# Data for this exercise start

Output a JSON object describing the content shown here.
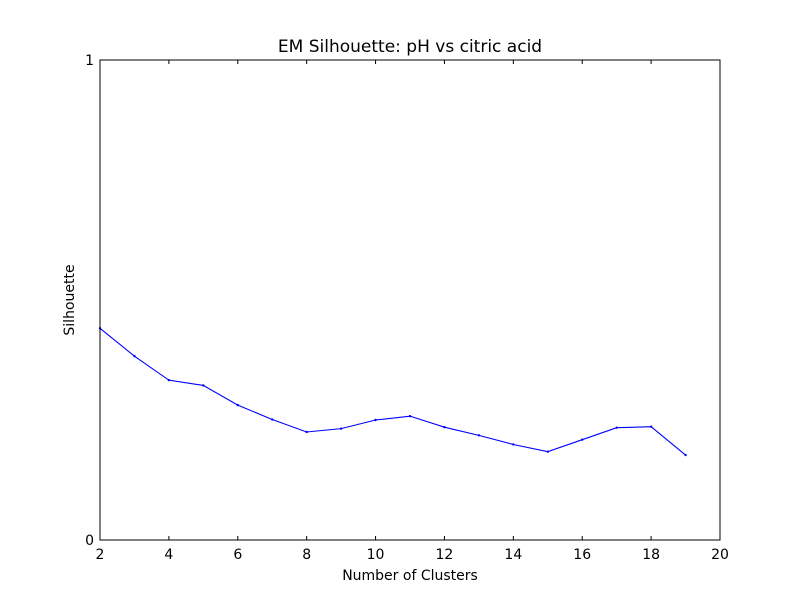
{
  "chart_data": {
    "type": "line",
    "title": "EM Silhouette: pH vs citric acid",
    "xlabel": "Number of Clusters",
    "ylabel": "Silhouette",
    "xlim": [
      2,
      20
    ],
    "ylim": [
      0,
      1
    ],
    "xticks": [
      "2",
      "4",
      "6",
      "8",
      "10",
      "12",
      "14",
      "16",
      "18",
      "20"
    ],
    "yticks": [
      "0",
      "1"
    ],
    "grid": false,
    "legend": "none",
    "series": [
      {
        "color": "#0000ff",
        "x": [
          2,
          3,
          4,
          5,
          6,
          7,
          8,
          9,
          10,
          11,
          12,
          13,
          14,
          15,
          16,
          17,
          18,
          19
        ],
        "y": [
          0.441,
          0.383,
          0.333,
          0.322,
          0.281,
          0.251,
          0.225,
          0.232,
          0.25,
          0.258,
          0.235,
          0.218,
          0.199,
          0.184,
          0.209,
          0.234,
          0.236,
          0.177
        ]
      }
    ]
  }
}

# Data for this exercise end

Except for the pictures, copy every line of the records above exactly.

### Written answer
Output a JSON object describing the content shown here.
{
  "chart_data": {
    "type": "line",
    "title": "EM Silhouette: pH vs citric acid",
    "xlabel": "Number of Clusters",
    "ylabel": "Silhouette",
    "xlim": [
      2,
      20
    ],
    "ylim": [
      0,
      1
    ],
    "xticks": [
      "2",
      "4",
      "6",
      "8",
      "10",
      "12",
      "14",
      "16",
      "18",
      "20"
    ],
    "yticks": [
      "0",
      "1"
    ],
    "grid": false,
    "legend": "none",
    "series": [
      {
        "color": "#0000ff",
        "x": [
          2,
          3,
          4,
          5,
          6,
          7,
          8,
          9,
          10,
          11,
          12,
          13,
          14,
          15,
          16,
          17,
          18,
          19
        ],
        "y": [
          0.441,
          0.383,
          0.333,
          0.322,
          0.281,
          0.251,
          0.225,
          0.232,
          0.25,
          0.258,
          0.235,
          0.218,
          0.199,
          0.184,
          0.209,
          0.234,
          0.236,
          0.177
        ]
      }
    ]
  }
}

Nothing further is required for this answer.